◆ **GIVEN PROBLEM**
Only lines with the string "malade" matter here; gather them from the material below.
==================================================
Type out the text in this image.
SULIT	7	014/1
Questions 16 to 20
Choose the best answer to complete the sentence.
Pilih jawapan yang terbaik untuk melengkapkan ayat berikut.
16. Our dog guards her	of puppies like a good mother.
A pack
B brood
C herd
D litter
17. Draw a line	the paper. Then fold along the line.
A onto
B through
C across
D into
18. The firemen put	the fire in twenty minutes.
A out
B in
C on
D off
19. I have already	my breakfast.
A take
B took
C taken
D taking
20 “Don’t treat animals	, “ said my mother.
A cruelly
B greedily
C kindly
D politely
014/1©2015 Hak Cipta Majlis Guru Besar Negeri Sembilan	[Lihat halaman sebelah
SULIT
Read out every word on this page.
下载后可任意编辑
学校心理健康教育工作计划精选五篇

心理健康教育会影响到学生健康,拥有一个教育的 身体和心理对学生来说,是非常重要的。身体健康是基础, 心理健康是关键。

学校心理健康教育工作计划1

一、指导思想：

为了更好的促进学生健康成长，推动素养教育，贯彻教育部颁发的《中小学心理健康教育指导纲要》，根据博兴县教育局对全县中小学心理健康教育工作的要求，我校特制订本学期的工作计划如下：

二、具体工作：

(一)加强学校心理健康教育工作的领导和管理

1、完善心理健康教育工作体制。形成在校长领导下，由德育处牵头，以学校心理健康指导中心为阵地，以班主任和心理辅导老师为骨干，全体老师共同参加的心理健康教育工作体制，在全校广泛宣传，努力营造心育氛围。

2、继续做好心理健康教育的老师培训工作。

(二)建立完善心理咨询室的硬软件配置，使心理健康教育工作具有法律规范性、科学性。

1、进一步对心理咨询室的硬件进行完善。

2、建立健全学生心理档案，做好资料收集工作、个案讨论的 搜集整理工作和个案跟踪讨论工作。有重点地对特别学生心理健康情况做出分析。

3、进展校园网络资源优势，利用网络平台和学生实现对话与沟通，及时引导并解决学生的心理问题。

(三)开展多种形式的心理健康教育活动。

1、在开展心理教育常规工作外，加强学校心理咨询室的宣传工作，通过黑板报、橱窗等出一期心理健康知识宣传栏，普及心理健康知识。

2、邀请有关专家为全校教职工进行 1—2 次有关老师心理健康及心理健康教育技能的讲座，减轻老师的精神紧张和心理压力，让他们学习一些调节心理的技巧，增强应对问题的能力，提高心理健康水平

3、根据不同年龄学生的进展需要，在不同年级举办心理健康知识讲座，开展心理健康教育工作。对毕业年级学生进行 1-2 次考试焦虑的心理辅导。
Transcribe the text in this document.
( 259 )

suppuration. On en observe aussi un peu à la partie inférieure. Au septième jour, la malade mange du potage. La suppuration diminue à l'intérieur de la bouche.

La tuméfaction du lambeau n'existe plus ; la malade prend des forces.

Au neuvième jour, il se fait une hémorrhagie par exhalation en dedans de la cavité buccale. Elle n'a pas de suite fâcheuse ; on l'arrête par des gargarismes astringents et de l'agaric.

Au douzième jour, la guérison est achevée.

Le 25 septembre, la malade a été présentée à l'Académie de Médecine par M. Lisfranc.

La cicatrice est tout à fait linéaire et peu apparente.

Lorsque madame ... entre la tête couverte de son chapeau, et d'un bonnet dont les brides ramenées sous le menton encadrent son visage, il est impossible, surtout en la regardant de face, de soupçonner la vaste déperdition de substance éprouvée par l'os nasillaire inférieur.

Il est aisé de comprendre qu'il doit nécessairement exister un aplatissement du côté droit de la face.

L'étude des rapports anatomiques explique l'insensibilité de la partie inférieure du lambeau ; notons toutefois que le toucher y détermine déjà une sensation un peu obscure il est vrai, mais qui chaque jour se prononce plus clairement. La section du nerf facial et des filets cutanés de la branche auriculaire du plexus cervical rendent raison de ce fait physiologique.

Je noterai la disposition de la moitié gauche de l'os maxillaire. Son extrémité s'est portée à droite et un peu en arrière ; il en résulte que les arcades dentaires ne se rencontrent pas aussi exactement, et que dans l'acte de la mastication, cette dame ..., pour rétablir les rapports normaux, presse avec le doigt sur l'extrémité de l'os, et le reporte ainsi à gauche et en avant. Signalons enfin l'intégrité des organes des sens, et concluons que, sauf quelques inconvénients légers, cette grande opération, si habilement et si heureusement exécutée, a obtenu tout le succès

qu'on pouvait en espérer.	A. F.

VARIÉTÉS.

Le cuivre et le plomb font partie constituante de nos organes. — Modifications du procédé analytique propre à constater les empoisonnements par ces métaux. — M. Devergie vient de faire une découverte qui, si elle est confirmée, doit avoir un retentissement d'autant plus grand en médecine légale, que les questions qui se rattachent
==================================================
◆ **RESULT**
suppuration. On en observe aussi un peu à la partie inférieure. Au septième jour, la malade mange du potage. La suppuration diminue à l'intérieur de la bouche.
La tuméfaction du lambeau n'existe plus ; la malade prend des forces.
Le 25 septembre, la malade a été présentée à l'Académie de Médecine par M. Lisfranc.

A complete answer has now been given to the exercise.